• [DIRECTIONS FOR THIS TASK] Write out the listing below without alteration, omitting its pictures.

== DATA SHOWN

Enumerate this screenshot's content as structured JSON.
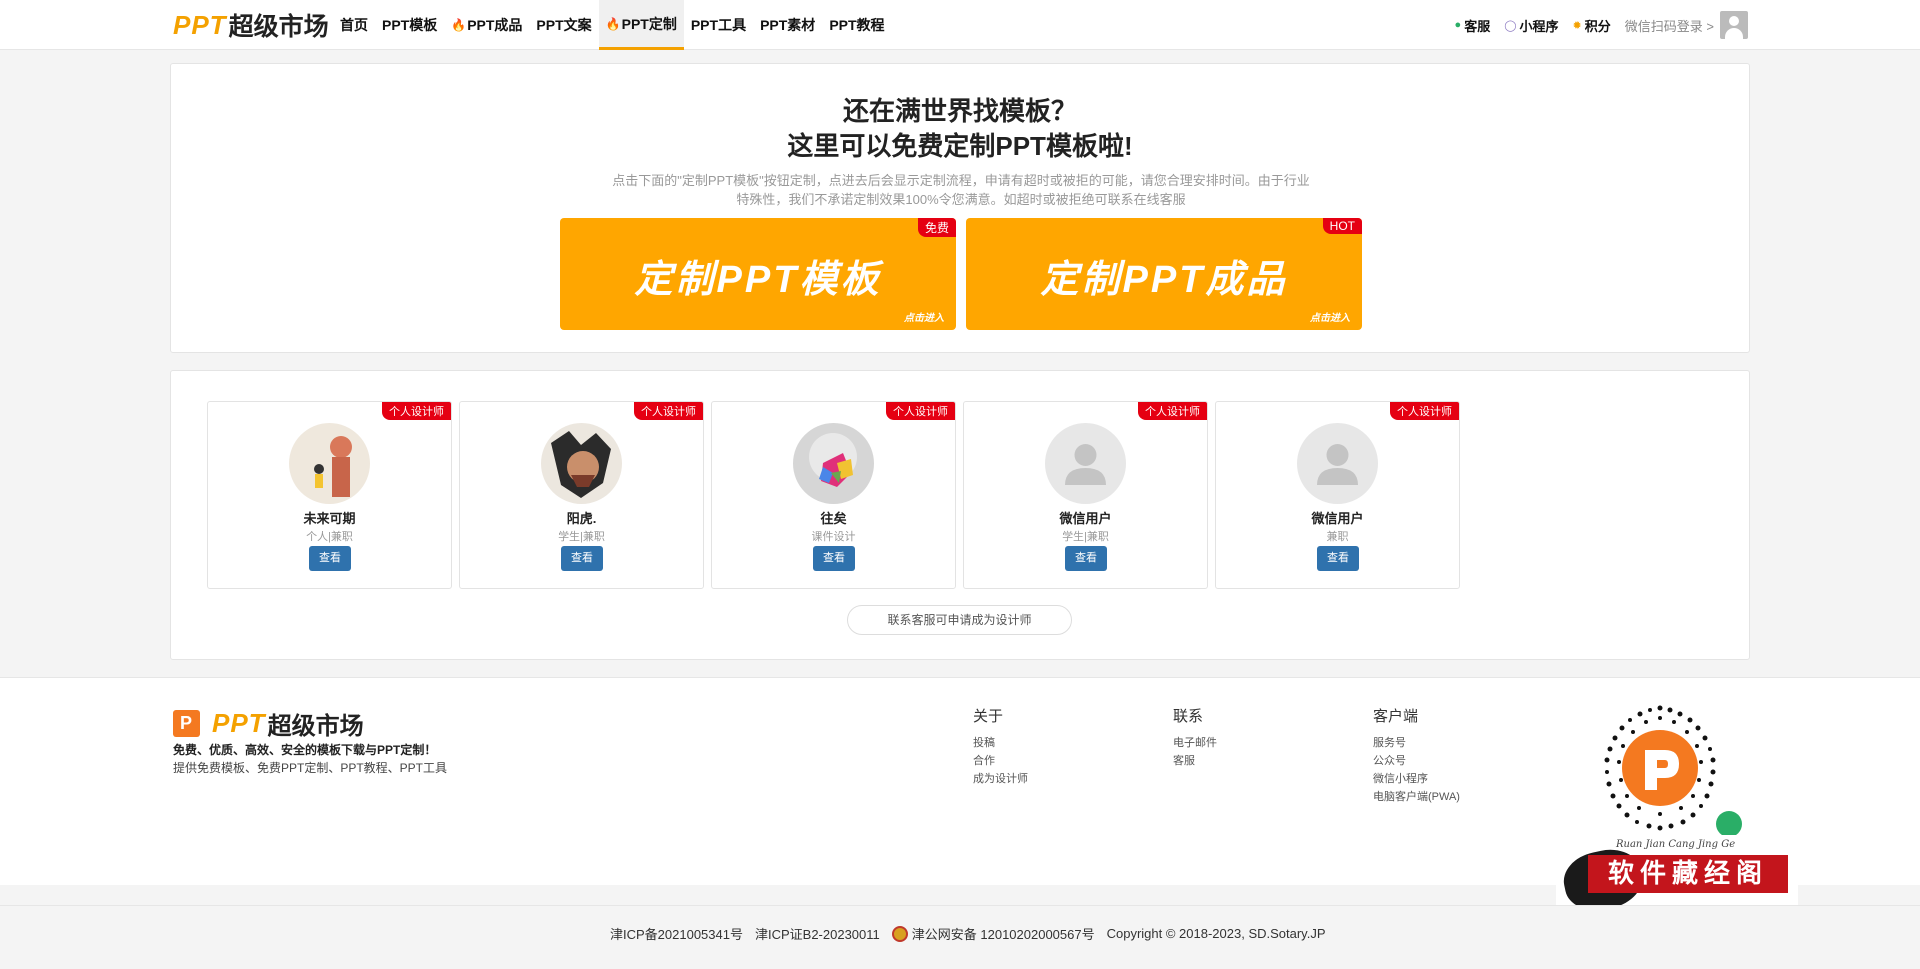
{
  "header": {
    "logo_ppt": "PPT",
    "logo_cn": "超级市场",
    "nav": [
      {
        "label": "首页",
        "hot": false,
        "active": false
      },
      {
        "label": "PPT模板",
        "hot": false,
        "active": false
      },
      {
        "label": "PPT成品",
        "hot": true,
        "active": false
      },
      {
        "label": "PPT文案",
        "hot": false,
        "active": false
      },
      {
        "label": "PPT定制",
        "hot": true,
        "active": true
      },
      {
        "label": "PPT工具",
        "hot": false,
        "active": false
      },
      {
        "label": "PPT素材",
        "hot": false,
        "active": false
      },
      {
        "label": "PPT教程",
        "hot": false,
        "active": false
      }
    ],
    "right": {
      "service": "客服",
      "mini_program": "小程序",
      "points": "积分",
      "login": "微信扫码登录 >"
    }
  },
  "hero": {
    "title1": "还在满世界找模板？",
    "title2": "这里可以免费定制PPT模板啦!",
    "desc": "点击下面的\"定制PPT模板\"按钮定制，点进去后会显示定制流程，申请有超时或被拒的可能，请您合理安排时间。由于行业特殊性，我们不承诺定制效果100%令您满意。如超时或被拒绝可联系在线客服",
    "cta1": {
      "text": "定制PPT模板",
      "badge": "免费",
      "enter": "点击进入"
    },
    "cta2": {
      "text": "定制PPT成品",
      "badge": "HOT",
      "enter": "点击进入"
    }
  },
  "designers": {
    "badge": "个人设计师",
    "view_label": "查看",
    "apply_label": "联系客服可申请成为设计师",
    "items": [
      {
        "name": "未来可期",
        "role": "个人|兼职"
      },
      {
        "name": "阳虎.",
        "role": "学生|兼职"
      },
      {
        "name": "往矣",
        "role": "课件设计"
      },
      {
        "name": "微信用户",
        "role": "学生|兼职"
      },
      {
        "name": "微信用户",
        "role": "兼职"
      }
    ]
  },
  "footer": {
    "logo_ppt": "PPT",
    "logo_cn": "超级市场",
    "slogan": "免费、优质、高效、安全的模板下载与PPT定制！",
    "sub": "提供免费模板、免费PPT定制、PPT教程、PPT工具",
    "col1": {
      "title": "关于",
      "links": [
        "投稿",
        "合作",
        "成为设计师"
      ]
    },
    "col2": {
      "title": "联系",
      "links": [
        "电子邮件",
        "客服"
      ]
    },
    "col3": {
      "title": "客户端",
      "links": [
        "服务号",
        "公众号",
        "微信小程序",
        "电脑客户端(PWA)"
      ]
    },
    "stamp_text": "软件藏经阁",
    "stamp_sub": "Ruan Jian Cang Jing Ge"
  },
  "bottom": {
    "icp": "津ICP备2021005341号",
    "icp2": "津ICP证B2-20230011",
    "police": "津公网安备 12010202000567号",
    "copyright": "Copyright © 2018-2023, SD.Sotary.JP"
  },
  "colors": {
    "accent": "#ffa600",
    "badge_red": "#e50012",
    "button_blue": "#2f72ad"
  }
}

====

• [PROBLEM SOLUTION]
Enumerate this screenshot's content as structured JSON.
{
  "header": {
    "logo_ppt": "PPT",
    "logo_cn": "超级市场",
    "nav": [
      {
        "label": "首页",
        "hot": false,
        "active": false
      },
      {
        "label": "PPT模板",
        "hot": false,
        "active": false
      },
      {
        "label": "PPT成品",
        "hot": true,
        "active": false
      },
      {
        "label": "PPT文案",
        "hot": false,
        "active": false
      },
      {
        "label": "PPT定制",
        "hot": true,
        "active": true
      },
      {
        "label": "PPT工具",
        "hot": false,
        "active": false
      },
      {
        "label": "PPT素材",
        "hot": false,
        "active": false
      },
      {
        "label": "PPT教程",
        "hot": false,
        "active": false
      }
    ],
    "right": {
      "service": "客服",
      "mini_program": "小程序",
      "points": "积分",
      "login": "微信扫码登录 >"
    }
  },
  "hero": {
    "title1": "还在满世界找模板？",
    "title2": "这里可以免费定制PPT模板啦!",
    "desc": "点击下面的\"定制PPT模板\"按钮定制，点进去后会显示定制流程，申请有超时或被拒的可能，请您合理安排时间。由于行业特殊性，我们不承诺定制效果100%令您满意。如超时或被拒绝可联系在线客服",
    "cta1": {
      "text": "定制PPT模板",
      "badge": "免费",
      "enter": "点击进入"
    },
    "cta2": {
      "text": "定制PPT成品",
      "badge": "HOT",
      "enter": "点击进入"
    }
  },
  "designers": {
    "badge": "个人设计师",
    "view_label": "查看",
    "apply_label": "联系客服可申请成为设计师",
    "items": [
      {
        "name": "未来可期",
        "role": "个人|兼职"
      },
      {
        "name": "阳虎.",
        "role": "学生|兼职"
      },
      {
        "name": "往矣",
        "role": "课件设计"
      },
      {
        "name": "微信用户",
        "role": "学生|兼职"
      },
      {
        "name": "微信用户",
        "role": "兼职"
      }
    ]
  },
  "footer": {
    "logo_ppt": "PPT",
    "logo_cn": "超级市场",
    "slogan": "免费、优质、高效、安全的模板下载与PPT定制！",
    "sub": "提供免费模板、免费PPT定制、PPT教程、PPT工具",
    "col1": {
      "title": "关于",
      "links": [
        "投稿",
        "合作",
        "成为设计师"
      ]
    },
    "col2": {
      "title": "联系",
      "links": [
        "电子邮件",
        "客服"
      ]
    },
    "col3": {
      "title": "客户端",
      "links": [
        "服务号",
        "公众号",
        "微信小程序",
        "电脑客户端(PWA)"
      ]
    },
    "stamp_text": "软件藏经阁",
    "stamp_sub": "Ruan Jian Cang Jing Ge"
  },
  "bottom": {
    "icp": "津ICP备2021005341号",
    "icp2": "津ICP证B2-20230011",
    "police": "津公网安备 12010202000567号",
    "copyright": "Copyright © 2018-2023, SD.Sotary.JP"
  },
  "colors": {
    "accent": "#ffa600",
    "badge_red": "#e50012",
    "button_blue": "#2f72ad"
  }
}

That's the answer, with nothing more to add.